◆ **Exercise objective**: Could you transcribe every record below exactly as written, leaving out any pictures?

◆ **Material for this task**:
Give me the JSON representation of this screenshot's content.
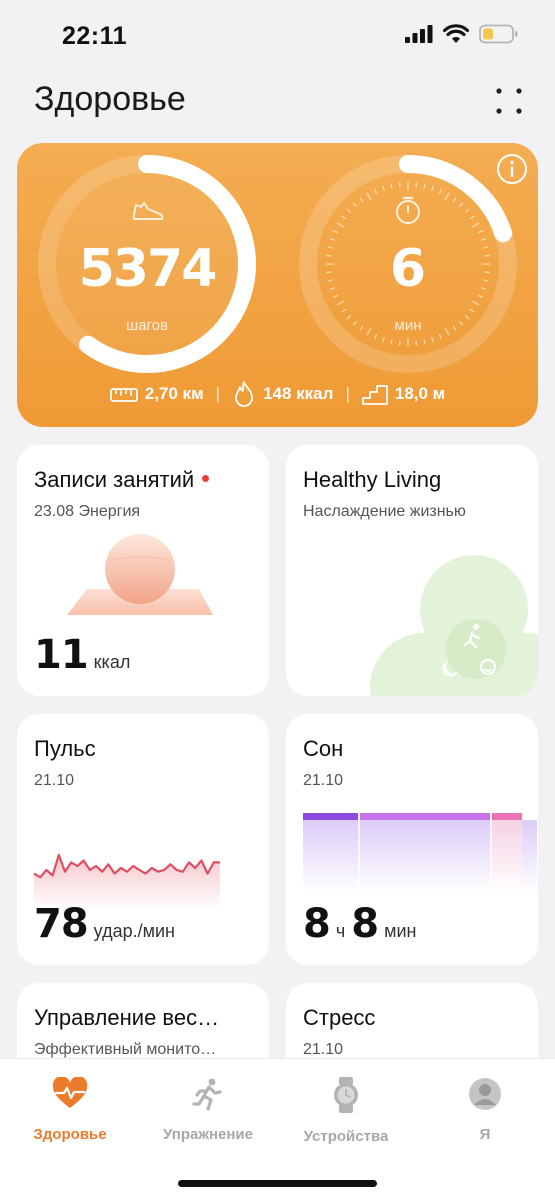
{
  "status_bar": {
    "time": "22:11"
  },
  "header": {
    "title": "Здоровье"
  },
  "hero": {
    "steps": {
      "value": "5374",
      "unit": "шагов",
      "progress": 0.6
    },
    "active_minutes": {
      "value": "6",
      "unit": "мин",
      "progress": 0.2
    },
    "stats": {
      "distance": "2,70 км",
      "calories": "148 ккал",
      "floors": "18,0 м"
    },
    "colors": {
      "bg": "#f19d3a",
      "ring": "#ffffff"
    }
  },
  "cards": {
    "workouts": {
      "title": "Записи занятий",
      "subtitle": "23.08 Энергия",
      "value": "11",
      "unit": "ккал"
    },
    "healthy_living": {
      "title": "Healthy Living",
      "subtitle": "Наслаждение жизнью"
    },
    "pulse": {
      "title": "Пульс",
      "subtitle": "21.10",
      "value": "78",
      "unit": "удар./мин",
      "trend": [
        72,
        70,
        74,
        71,
        82,
        73,
        78,
        76,
        79,
        74,
        76,
        73,
        77,
        72,
        75,
        73,
        76,
        74,
        72,
        75,
        73,
        74,
        77,
        74,
        73,
        78,
        75,
        79,
        72,
        78,
        78
      ]
    },
    "sleep": {
      "title": "Сон",
      "subtitle": "21.10",
      "hours": "8",
      "hours_unit": "ч",
      "minutes": "8",
      "minutes_unit": "мин"
    },
    "weight": {
      "title": "Управление вес…",
      "subtitle": "Эффективный монито…"
    },
    "stress": {
      "title": "Стресс",
      "subtitle": "21.10"
    }
  },
  "nav": {
    "items": [
      {
        "label": "Здоровье",
        "icon": "heart-pulse-icon",
        "active": true
      },
      {
        "label": "Упражнение",
        "icon": "runner-icon",
        "active": false
      },
      {
        "label": "Устройства",
        "icon": "watch-icon",
        "active": false
      },
      {
        "label": "Я",
        "icon": "profile-icon",
        "active": false
      }
    ],
    "colors": {
      "active": "#ee7a2d",
      "inactive": "#a8a8a8"
    }
  }
}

◆ **Expected output**:
Give me the JSON representation of this screenshot's content.
{
  "status_bar": {
    "time": "22:11"
  },
  "header": {
    "title": "Здоровье"
  },
  "hero": {
    "steps": {
      "value": "5374",
      "unit": "шагов",
      "progress": 0.6
    },
    "active_minutes": {
      "value": "6",
      "unit": "мин",
      "progress": 0.2
    },
    "stats": {
      "distance": "2,70 км",
      "calories": "148 ккал",
      "floors": "18,0 м"
    },
    "colors": {
      "bg": "#f19d3a",
      "ring": "#ffffff"
    }
  },
  "cards": {
    "workouts": {
      "title": "Записи занятий",
      "subtitle": "23.08 Энергия",
      "value": "11",
      "unit": "ккал"
    },
    "healthy_living": {
      "title": "Healthy Living",
      "subtitle": "Наслаждение жизнью"
    },
    "pulse": {
      "title": "Пульс",
      "subtitle": "21.10",
      "value": "78",
      "unit": "удар./мин",
      "trend": [
        72,
        70,
        74,
        71,
        82,
        73,
        78,
        76,
        79,
        74,
        76,
        73,
        77,
        72,
        75,
        73,
        76,
        74,
        72,
        75,
        73,
        74,
        77,
        74,
        73,
        78,
        75,
        79,
        72,
        78,
        78
      ]
    },
    "sleep": {
      "title": "Сон",
      "subtitle": "21.10",
      "hours": "8",
      "hours_unit": "ч",
      "minutes": "8",
      "minutes_unit": "мин"
    },
    "weight": {
      "title": "Управление вес…",
      "subtitle": "Эффективный монито…"
    },
    "stress": {
      "title": "Стресс",
      "subtitle": "21.10"
    }
  },
  "nav": {
    "items": [
      {
        "label": "Здоровье",
        "icon": "heart-pulse-icon",
        "active": true
      },
      {
        "label": "Упражнение",
        "icon": "runner-icon",
        "active": false
      },
      {
        "label": "Устройства",
        "icon": "watch-icon",
        "active": false
      },
      {
        "label": "Я",
        "icon": "profile-icon",
        "active": false
      }
    ],
    "colors": {
      "active": "#ee7a2d",
      "inactive": "#a8a8a8"
    }
  }
}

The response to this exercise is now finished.